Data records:
-------

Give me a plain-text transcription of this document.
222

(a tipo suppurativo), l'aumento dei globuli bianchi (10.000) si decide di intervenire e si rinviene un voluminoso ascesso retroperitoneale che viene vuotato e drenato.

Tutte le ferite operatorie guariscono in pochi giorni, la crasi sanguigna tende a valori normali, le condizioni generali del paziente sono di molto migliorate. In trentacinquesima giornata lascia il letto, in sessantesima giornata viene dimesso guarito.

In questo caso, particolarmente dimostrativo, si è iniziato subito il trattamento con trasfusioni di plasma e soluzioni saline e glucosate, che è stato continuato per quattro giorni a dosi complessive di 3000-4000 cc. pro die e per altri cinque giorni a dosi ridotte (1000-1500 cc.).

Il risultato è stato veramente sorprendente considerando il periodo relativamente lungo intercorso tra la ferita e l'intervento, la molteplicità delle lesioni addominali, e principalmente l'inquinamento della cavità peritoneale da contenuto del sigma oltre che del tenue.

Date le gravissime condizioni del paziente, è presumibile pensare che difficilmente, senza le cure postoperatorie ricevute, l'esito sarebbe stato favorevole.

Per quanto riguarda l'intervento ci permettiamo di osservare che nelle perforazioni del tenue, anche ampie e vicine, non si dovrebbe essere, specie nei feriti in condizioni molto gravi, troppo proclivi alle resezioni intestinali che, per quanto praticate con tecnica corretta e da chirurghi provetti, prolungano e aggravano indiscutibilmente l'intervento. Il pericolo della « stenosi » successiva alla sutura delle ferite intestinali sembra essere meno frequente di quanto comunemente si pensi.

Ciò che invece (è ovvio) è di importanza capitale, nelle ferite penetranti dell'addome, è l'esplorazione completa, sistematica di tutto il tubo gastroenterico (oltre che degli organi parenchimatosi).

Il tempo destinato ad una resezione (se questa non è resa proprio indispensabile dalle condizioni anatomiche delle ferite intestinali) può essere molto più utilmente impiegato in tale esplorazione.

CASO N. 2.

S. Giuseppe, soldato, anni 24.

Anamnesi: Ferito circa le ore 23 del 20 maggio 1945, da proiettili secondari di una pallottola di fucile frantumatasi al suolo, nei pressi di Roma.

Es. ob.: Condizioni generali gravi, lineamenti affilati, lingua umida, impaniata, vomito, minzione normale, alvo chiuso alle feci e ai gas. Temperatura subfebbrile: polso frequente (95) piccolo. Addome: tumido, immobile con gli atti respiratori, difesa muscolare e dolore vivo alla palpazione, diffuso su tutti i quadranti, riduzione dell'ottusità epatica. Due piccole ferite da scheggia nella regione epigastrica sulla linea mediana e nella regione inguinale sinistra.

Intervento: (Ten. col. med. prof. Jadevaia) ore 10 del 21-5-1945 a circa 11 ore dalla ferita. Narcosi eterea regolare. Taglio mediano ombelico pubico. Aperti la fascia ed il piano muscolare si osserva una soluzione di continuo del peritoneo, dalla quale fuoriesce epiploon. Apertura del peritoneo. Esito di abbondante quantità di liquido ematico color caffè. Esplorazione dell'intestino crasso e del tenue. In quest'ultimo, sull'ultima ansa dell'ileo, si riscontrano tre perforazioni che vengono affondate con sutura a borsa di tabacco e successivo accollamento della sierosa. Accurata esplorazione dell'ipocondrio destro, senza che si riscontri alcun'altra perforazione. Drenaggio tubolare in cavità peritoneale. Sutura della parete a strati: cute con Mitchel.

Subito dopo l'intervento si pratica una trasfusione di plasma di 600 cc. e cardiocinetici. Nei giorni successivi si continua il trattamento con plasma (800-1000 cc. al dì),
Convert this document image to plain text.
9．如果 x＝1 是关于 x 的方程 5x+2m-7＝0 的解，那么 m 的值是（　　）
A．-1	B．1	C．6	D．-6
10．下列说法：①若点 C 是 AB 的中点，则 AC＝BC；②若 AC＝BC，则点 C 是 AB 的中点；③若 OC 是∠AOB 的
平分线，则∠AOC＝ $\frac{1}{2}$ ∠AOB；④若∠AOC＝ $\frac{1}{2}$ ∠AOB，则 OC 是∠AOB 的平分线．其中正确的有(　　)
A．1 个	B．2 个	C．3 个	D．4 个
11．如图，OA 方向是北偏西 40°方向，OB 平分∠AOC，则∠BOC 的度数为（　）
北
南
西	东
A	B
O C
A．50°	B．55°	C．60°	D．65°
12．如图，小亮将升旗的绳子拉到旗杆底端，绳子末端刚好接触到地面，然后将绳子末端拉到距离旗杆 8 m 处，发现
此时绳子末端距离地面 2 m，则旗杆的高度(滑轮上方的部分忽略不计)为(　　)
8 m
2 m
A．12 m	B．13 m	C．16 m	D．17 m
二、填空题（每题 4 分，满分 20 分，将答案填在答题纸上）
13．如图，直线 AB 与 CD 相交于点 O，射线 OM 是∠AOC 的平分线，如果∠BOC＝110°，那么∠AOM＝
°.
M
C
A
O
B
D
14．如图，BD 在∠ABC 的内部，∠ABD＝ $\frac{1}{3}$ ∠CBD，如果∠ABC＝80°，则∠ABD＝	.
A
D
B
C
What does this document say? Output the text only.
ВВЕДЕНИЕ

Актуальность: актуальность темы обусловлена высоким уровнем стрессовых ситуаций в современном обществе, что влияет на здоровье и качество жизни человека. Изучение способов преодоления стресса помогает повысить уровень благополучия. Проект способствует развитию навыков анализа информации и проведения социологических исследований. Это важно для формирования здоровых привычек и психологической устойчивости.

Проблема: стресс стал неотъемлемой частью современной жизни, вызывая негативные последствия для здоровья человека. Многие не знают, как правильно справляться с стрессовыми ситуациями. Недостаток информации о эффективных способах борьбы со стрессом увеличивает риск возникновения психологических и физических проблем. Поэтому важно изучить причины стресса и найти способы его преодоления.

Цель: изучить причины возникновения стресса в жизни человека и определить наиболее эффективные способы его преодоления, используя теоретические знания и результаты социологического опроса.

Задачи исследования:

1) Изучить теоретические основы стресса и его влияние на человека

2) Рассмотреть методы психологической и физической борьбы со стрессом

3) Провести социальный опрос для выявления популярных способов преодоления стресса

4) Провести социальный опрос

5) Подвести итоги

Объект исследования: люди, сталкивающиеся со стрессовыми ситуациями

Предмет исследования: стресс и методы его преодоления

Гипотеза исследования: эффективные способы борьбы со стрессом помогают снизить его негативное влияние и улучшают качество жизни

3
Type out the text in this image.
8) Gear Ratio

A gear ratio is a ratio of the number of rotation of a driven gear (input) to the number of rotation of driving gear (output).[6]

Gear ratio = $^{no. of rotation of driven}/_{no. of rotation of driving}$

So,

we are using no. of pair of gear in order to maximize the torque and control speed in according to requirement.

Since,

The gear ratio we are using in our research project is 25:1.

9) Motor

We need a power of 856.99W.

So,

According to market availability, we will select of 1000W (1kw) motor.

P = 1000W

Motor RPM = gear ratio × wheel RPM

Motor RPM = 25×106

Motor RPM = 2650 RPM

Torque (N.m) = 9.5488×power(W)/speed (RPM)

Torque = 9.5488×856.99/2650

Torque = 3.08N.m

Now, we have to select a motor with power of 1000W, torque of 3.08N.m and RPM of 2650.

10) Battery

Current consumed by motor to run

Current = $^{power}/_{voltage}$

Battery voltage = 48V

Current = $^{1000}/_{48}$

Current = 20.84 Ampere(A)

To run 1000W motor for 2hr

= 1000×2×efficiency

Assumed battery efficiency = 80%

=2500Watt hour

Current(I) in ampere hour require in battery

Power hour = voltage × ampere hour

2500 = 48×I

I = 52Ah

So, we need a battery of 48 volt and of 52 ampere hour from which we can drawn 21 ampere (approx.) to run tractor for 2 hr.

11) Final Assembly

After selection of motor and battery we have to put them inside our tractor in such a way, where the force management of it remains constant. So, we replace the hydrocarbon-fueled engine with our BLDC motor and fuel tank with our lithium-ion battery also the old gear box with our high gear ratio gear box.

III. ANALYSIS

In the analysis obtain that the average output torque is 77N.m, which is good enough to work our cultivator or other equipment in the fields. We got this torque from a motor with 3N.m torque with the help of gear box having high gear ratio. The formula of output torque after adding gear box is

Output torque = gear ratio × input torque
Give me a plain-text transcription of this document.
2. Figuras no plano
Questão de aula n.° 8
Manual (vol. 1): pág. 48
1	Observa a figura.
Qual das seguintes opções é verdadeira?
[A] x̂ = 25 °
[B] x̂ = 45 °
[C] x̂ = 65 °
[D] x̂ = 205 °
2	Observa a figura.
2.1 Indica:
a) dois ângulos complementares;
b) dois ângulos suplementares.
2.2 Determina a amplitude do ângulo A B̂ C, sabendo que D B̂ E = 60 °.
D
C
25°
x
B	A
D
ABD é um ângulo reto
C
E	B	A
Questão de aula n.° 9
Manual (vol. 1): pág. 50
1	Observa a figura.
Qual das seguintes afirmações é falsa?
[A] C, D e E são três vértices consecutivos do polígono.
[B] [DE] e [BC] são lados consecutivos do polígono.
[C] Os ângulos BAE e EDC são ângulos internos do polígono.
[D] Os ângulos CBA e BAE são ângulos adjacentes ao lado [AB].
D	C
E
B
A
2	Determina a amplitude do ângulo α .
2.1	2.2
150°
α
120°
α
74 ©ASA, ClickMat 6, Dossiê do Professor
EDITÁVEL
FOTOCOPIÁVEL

-------

A single figure is required: the number of lines above in which the word "from" occurs.

- **Answer for this exercise**: 2